_Dataset extract_
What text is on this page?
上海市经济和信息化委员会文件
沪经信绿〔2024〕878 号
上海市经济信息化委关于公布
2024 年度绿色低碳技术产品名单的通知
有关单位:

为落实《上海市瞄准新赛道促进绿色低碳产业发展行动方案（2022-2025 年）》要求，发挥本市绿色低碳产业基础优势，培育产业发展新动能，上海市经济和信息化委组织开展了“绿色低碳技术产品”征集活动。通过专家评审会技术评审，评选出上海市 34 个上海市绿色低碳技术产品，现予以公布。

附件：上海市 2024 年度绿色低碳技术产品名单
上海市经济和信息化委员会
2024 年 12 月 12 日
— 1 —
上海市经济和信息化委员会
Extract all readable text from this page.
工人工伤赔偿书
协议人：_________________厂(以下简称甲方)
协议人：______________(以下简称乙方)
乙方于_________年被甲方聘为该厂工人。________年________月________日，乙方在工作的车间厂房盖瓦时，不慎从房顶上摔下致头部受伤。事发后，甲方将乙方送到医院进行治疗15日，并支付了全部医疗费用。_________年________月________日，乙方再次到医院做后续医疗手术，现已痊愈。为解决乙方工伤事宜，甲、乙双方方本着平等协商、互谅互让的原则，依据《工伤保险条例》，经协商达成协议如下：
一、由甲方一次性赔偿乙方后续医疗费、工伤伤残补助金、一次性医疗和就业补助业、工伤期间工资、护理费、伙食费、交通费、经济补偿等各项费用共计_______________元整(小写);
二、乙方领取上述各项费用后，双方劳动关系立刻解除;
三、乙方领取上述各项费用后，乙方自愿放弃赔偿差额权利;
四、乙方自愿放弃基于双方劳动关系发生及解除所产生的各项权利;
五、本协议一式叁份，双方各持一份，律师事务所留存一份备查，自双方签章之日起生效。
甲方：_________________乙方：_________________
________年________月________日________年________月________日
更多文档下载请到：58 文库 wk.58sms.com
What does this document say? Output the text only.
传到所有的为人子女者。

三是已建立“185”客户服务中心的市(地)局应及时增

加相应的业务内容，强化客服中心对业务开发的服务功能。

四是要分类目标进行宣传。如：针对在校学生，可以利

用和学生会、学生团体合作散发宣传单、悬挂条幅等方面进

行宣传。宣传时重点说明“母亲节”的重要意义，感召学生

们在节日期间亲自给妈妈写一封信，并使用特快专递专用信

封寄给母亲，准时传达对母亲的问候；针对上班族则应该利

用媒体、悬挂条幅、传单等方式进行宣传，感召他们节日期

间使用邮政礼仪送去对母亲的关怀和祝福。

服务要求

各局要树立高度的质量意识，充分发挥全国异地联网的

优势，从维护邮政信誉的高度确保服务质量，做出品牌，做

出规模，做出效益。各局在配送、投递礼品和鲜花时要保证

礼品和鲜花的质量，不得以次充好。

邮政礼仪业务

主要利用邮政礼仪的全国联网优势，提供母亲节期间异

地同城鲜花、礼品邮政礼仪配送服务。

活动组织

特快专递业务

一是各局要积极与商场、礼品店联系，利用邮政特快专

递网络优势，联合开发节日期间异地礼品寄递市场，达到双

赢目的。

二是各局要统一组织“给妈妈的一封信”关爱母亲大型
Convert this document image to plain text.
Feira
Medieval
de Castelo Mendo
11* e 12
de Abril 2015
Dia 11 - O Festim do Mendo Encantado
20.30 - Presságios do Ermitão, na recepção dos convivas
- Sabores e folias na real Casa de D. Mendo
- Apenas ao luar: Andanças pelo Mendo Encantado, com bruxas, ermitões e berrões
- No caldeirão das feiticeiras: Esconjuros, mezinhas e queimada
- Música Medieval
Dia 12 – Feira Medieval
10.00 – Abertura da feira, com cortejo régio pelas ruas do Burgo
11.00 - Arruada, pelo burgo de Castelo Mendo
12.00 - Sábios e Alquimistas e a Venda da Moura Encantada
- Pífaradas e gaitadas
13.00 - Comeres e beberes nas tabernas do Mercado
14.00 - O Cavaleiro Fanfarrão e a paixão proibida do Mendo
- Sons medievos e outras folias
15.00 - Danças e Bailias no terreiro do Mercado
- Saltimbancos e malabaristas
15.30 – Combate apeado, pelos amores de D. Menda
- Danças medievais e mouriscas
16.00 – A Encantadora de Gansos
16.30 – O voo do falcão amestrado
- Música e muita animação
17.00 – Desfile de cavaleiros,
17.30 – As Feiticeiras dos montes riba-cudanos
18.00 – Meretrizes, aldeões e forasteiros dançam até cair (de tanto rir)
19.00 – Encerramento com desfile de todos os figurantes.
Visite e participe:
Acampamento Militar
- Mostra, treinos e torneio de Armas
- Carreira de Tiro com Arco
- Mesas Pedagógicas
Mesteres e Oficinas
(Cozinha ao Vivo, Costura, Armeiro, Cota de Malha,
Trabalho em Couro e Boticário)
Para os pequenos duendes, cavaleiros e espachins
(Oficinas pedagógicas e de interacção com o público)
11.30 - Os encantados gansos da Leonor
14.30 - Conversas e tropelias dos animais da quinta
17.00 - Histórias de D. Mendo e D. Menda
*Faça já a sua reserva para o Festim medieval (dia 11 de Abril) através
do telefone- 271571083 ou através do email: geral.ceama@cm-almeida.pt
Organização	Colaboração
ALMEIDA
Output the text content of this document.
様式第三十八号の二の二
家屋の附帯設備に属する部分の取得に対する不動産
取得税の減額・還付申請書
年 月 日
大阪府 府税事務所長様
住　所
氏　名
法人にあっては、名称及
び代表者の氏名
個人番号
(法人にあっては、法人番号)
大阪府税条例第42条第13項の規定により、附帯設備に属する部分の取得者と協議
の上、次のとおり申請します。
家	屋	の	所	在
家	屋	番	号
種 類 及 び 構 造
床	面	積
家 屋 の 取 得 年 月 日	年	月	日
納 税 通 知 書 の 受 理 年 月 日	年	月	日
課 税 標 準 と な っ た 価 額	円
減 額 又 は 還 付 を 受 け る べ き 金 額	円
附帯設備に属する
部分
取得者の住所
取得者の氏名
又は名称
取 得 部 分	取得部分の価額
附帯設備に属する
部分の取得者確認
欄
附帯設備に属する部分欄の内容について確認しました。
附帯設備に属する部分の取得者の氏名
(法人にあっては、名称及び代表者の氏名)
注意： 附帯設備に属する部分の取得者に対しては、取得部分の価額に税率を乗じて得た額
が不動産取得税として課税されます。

_Work to be completed_
Lines of the material that contain the word "乙方领取上述各项费用后" are to be gathered.

_Correct result_
二、乙方领取上述各项费用后，双方劳动关系立刻解除;
三、乙方领取上述各项费用后，乙方自愿放弃赔偿差额权利;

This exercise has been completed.